* EXCERPTED DATA
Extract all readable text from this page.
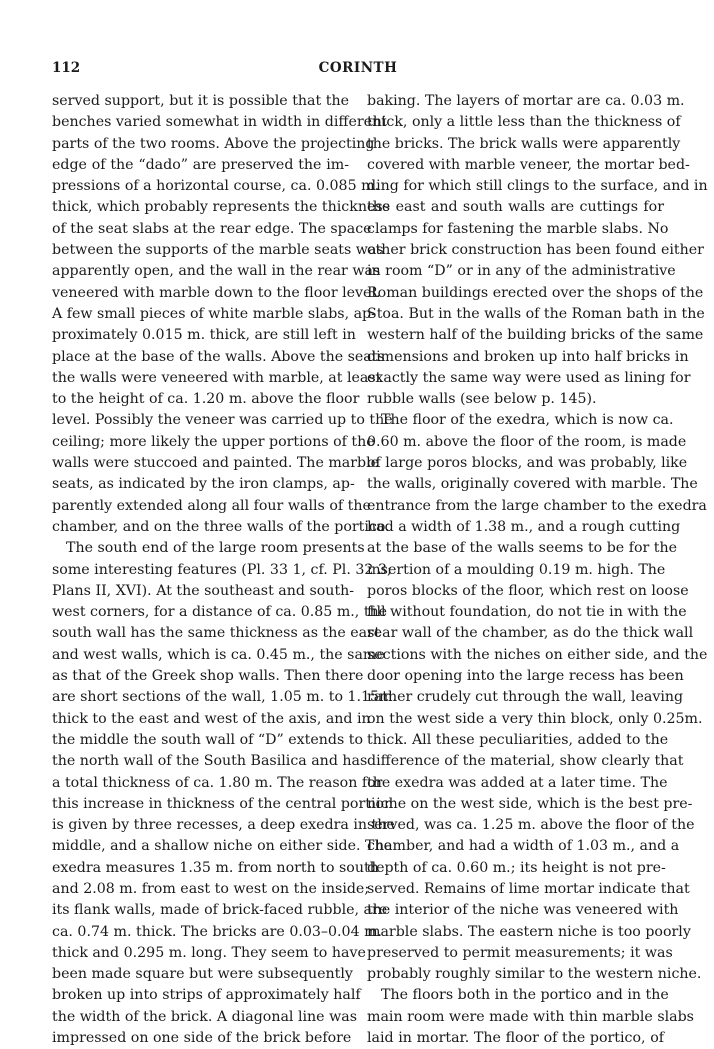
112	CORINTH
served support, but it is possible that the
benches varied somewhat in width in different
parts of the two rooms. Above the projecting
edge of the “dado” are preserved the im-
pressions of a horizontal course, ca. 0.085 m.
thick, which probably represents the thickness
of the seat slabs at the rear edge. The space
between the supports of the marble seats was
apparently open, and the wall in the rear was
veneered with marble down to the floor level.
A few small pieces of white marble slabs, ap-
proximately 0.015 m. thick, are still left in
place at the base of the walls. Above the seats
the walls were veneered with marble, at least
to the height of ca. 1.20 m. above the floor
level. Possibly the veneer was carried up to the
ceiling; more likely the upper portions of the
walls were stuccoed and painted. The marble
seats, as indicated by the iron clamps, ap-
parently extended along all four walls of the
chamber, and on the three walls of the portico.
The south end of the large room presents
some interesting features (Pl. 33 1, cf. Pl. 32 3;
Plans II, XVI). At the southeast and south-
west corners, for a distance of ca. 0.85 m., the
south wall has the same thickness as the east
and west walls, which is ca. 0.45 m., the same
as that of the Greek shop walls. Then there
are short sections of the wall, 1.05 m. to 1.15m.
thick to the east and west of the axis, and in
the middle the south wall of “D” extends to
the north wall of the South Basilica and has
a total thickness of ca. 1.80 m. The reason for
this increase in thickness of the central portion
is given by three recesses, a deep exedra in the
middle, and a shallow niche on either side. The
exedra measures 1.35 m. from north to south
and 2.08 m. from east to west on the inside;
its flank walls, made of brick-faced rubble, are
ca. 0.74 m. thick. The bricks are 0.03–0.04 m.
thick and 0.295 m. long. They seem to have
been made square but were subsequently
broken up into strips of approximately half
the width of the brick. A diagonal line was
impressed on one side of the brick before
baking. The layers of mortar are ca. 0.03 m.
thick, only a little less than the thickness of
the bricks. The brick walls were apparently
covered with marble veneer, the mortar bed-
ding for which still clings to the surface, and in
the east and south walls are cuttings for
clamps for fastening the marble slabs. No
other brick construction has been found either
in room “D” or in any of the administrative
Roman buildings erected over the shops of the
Stoa. But in the walls of the Roman bath in the
western half of the building bricks of the same
dimensions and broken up into half bricks in
exactly the same way were used as lining for
rubble walls (see below p. 145).
The floor of the exedra, which is now ca.
0.60 m. above the floor of the room, is made
of large poros blocks, and was probably, like
the walls, originally covered with marble. The
entrance from the large chamber to the exedra
had a width of 1.38 m., and a rough cutting
at the base of the walls seems to be for the
insertion of a moulding 0.19 m. high. The
poros blocks of the floor, which rest on loose
fill without foundation, do not tie in with the
rear wall of the chamber, as do the thick wall
sections with the niches on either side, and the
door opening into the large recess has been
rather crudely cut through the wall, leaving
on the west side a very thin block, only 0.25m.
thick. All these peculiarities, added to the
difference of the material, show clearly that
the exedra was added at a later time. The
niche on the west side, which is the best pre-
served, was ca. 1.25 m. above the floor of the
chamber, and had a width of 1.03 m., and a
depth of ca. 0.60 m.; its height is not pre-
served. Remains of lime mortar indicate that
the interior of the niche was veneered with
marble slabs. The eastern niche is too poorly
preserved to permit measurements; it was
probably roughly similar to the western niche.
The floors both in the portico and in the
main room were made with thin marble slabs
laid in mortar. The floor of the portico, of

* PROBLEM
Scan the material above. Copy each line where "middle" occurs.

* SOLVED PROBLEM
the middle the south wall of “D” extends to
middle, and a shallow niche on either side. The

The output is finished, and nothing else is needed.